[Document transcription data]

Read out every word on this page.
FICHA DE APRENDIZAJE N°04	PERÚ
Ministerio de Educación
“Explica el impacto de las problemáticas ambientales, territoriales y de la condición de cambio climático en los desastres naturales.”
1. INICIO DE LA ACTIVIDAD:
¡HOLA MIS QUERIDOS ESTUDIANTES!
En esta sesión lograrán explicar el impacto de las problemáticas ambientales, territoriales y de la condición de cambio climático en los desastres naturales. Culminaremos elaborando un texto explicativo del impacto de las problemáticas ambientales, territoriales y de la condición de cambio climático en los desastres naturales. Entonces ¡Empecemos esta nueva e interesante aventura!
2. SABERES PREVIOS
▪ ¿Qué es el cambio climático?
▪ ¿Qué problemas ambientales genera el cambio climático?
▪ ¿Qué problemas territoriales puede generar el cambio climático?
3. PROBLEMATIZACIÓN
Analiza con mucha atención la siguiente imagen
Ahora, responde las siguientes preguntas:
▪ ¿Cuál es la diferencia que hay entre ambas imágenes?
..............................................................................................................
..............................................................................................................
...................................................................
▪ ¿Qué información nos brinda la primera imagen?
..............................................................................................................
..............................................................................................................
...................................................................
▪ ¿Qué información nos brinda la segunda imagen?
* * *
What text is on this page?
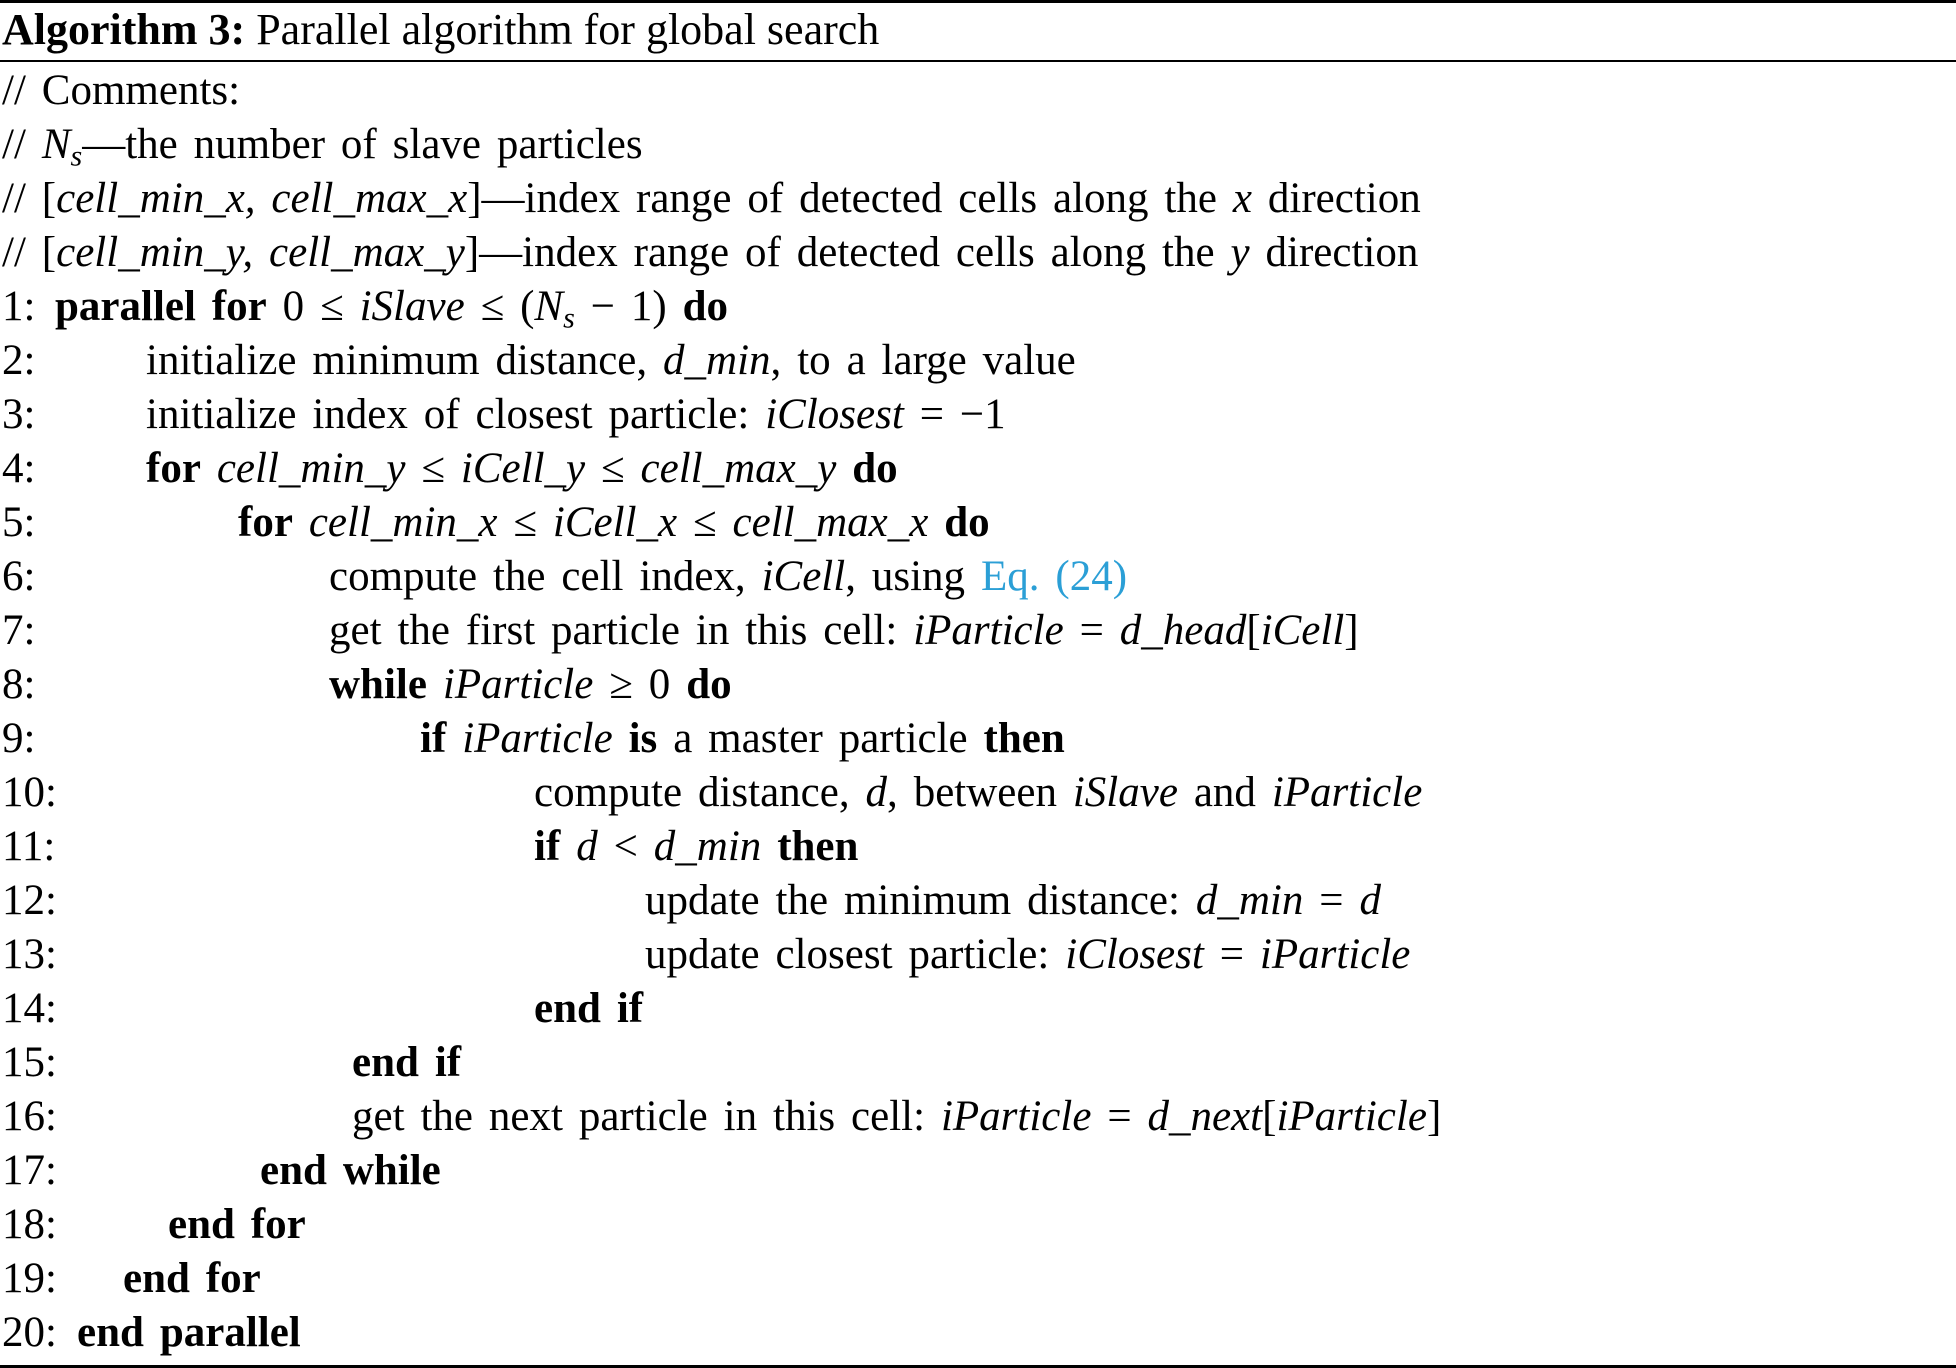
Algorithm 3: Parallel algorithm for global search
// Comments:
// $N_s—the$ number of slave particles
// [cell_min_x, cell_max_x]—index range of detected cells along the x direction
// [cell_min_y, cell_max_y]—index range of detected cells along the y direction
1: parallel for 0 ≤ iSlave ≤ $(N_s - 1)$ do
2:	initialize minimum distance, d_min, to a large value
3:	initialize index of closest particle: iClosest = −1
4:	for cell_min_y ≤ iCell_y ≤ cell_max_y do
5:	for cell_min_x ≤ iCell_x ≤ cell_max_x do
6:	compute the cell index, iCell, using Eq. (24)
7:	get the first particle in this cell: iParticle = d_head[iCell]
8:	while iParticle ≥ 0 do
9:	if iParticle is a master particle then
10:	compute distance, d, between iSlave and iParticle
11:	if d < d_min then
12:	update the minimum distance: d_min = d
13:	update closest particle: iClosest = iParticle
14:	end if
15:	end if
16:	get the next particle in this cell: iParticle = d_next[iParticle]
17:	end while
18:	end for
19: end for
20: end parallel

- **Task instructions**: Return each line of the entries that holds the string "brinda".

- **Response to the task**:
▪ ¿Qué información nos brinda la primera imagen?
▪ ¿Qué información nos brinda la segunda imagen?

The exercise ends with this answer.